= Short task =
Copy each entry as it stands, leaving nothing out.
:: Recorded data
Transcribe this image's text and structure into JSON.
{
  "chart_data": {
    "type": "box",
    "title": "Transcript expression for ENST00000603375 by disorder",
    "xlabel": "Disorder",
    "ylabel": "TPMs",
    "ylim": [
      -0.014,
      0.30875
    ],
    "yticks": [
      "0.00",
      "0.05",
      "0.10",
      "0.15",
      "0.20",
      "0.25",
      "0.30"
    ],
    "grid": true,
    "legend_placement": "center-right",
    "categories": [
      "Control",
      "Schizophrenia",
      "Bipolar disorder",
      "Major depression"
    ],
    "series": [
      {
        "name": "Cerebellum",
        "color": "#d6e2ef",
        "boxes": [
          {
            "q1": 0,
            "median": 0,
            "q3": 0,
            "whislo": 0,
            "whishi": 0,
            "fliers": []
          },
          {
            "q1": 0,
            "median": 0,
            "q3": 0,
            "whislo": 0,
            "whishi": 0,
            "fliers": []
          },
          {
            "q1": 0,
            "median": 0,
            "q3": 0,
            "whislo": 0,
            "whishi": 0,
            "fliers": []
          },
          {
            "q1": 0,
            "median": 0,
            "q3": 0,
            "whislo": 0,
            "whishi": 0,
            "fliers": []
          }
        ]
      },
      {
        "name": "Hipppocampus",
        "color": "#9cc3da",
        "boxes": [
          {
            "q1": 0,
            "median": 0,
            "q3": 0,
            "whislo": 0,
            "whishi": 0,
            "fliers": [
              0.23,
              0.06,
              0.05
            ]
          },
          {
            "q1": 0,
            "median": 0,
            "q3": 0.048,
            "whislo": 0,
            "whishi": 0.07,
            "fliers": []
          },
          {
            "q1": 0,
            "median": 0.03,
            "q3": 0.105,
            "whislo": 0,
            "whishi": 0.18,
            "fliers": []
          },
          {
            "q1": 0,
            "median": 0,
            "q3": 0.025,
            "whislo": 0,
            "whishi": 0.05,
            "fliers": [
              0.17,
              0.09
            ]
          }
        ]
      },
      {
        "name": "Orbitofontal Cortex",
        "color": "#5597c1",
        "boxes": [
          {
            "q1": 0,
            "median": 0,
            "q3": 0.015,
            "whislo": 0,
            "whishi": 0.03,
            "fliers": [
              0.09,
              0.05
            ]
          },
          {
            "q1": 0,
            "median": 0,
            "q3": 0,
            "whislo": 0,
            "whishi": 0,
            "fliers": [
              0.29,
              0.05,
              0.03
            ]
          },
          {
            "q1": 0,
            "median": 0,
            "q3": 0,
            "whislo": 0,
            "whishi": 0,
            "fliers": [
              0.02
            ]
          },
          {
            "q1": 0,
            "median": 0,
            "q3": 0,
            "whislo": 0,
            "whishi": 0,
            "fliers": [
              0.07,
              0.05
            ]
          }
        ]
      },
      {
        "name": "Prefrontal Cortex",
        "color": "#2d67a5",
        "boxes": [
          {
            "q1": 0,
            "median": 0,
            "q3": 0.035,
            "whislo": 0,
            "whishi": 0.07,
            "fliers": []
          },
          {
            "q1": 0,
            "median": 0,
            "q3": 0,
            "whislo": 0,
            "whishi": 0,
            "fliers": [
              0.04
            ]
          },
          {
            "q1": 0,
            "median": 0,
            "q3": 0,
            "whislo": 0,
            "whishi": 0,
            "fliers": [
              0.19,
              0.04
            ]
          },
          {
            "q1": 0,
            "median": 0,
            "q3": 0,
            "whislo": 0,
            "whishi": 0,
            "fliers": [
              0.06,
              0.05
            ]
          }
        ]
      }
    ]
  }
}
::::
= The response =
Transcribe this image's text and structure into JSON.
{
  "chart_data": {
    "type": "box",
    "title": "Transcript expression for ENST00000603375 by disorder",
    "xlabel": "Disorder",
    "ylabel": "TPMs",
    "ylim": [
      -0.014,
      0.30875
    ],
    "yticks": [
      "0.00",
      "0.05",
      "0.10",
      "0.15",
      "0.20",
      "0.25",
      "0.30"
    ],
    "grid": true,
    "legend_placement": "center-right",
    "categories": [
      "Control",
      "Schizophrenia",
      "Bipolar disorder",
      "Major depression"
    ],
    "series": [
      {
        "name": "Cerebellum",
        "color": "#d6e2ef",
        "boxes": [
          {
            "q1": 0,
            "median": 0,
            "q3": 0,
            "whislo": 0,
            "whishi": 0,
            "fliers": []
          },
          {
            "q1": 0,
            "median": 0,
            "q3": 0,
            "whislo": 0,
            "whishi": 0,
            "fliers": []
          },
          {
            "q1": 0,
            "median": 0,
            "q3": 0,
            "whislo": 0,
            "whishi": 0,
            "fliers": []
          },
          {
            "q1": 0,
            "median": 0,
            "q3": 0,
            "whislo": 0,
            "whishi": 0,
            "fliers": []
          }
        ]
      },
      {
        "name": "Hipppocampus",
        "color": "#9cc3da",
        "boxes": [
          {
            "q1": 0,
            "median": 0,
            "q3": 0,
            "whislo": 0,
            "whishi": 0,
            "fliers": [
              0.23,
              0.06,
              0.05
            ]
          },
          {
            "q1": 0,
            "median": 0,
            "q3": 0.048,
            "whislo": 0,
            "whishi": 0.07,
            "fliers": []
          },
          {
            "q1": 0,
            "median": 0.03,
            "q3": 0.105,
            "whislo": 0,
            "whishi": 0.18,
            "fliers": []
          },
          {
            "q1": 0,
            "median": 0,
            "q3": 0.025,
            "whislo": 0,
            "whishi": 0.05,
            "fliers": [
              0.17,
              0.09
            ]
          }
        ]
      },
      {
        "name": "Orbitofontal Cortex",
        "color": "#5597c1",
        "boxes": [
          {
            "q1": 0,
            "median": 0,
            "q3": 0.015,
            "whislo": 0,
            "whishi": 0.03,
            "fliers": [
              0.09,
              0.05
            ]
          },
          {
            "q1": 0,
            "median": 0,
            "q3": 0,
            "whislo": 0,
            "whishi": 0,
            "fliers": [
              0.29,
              0.05,
              0.03
            ]
          },
          {
            "q1": 0,
            "median": 0,
            "q3": 0,
            "whislo": 0,
            "whishi": 0,
            "fliers": [
              0.02
            ]
          },
          {
            "q1": 0,
            "median": 0,
            "q3": 0,
            "whislo": 0,
            "whishi": 0,
            "fliers": [
              0.07,
              0.05
            ]
          }
        ]
      },
      {
        "name": "Prefrontal Cortex",
        "color": "#2d67a5",
        "boxes": [
          {
            "q1": 0,
            "median": 0,
            "q3": 0.035,
            "whislo": 0,
            "whishi": 0.07,
            "fliers": []
          },
          {
            "q1": 0,
            "median": 0,
            "q3": 0,
            "whislo": 0,
            "whishi": 0,
            "fliers": [
              0.04
            ]
          },
          {
            "q1": 0,
            "median": 0,
            "q3": 0,
            "whislo": 0,
            "whishi": 0,
            "fliers": [
              0.19,
              0.04
            ]
          },
          {
            "q1": 0,
            "median": 0,
            "q3": 0,
            "whislo": 0,
            "whishi": 0,
            "fliers": [
              0.06,
              0.05
            ]
          }
        ]
      }
    ]
  }
}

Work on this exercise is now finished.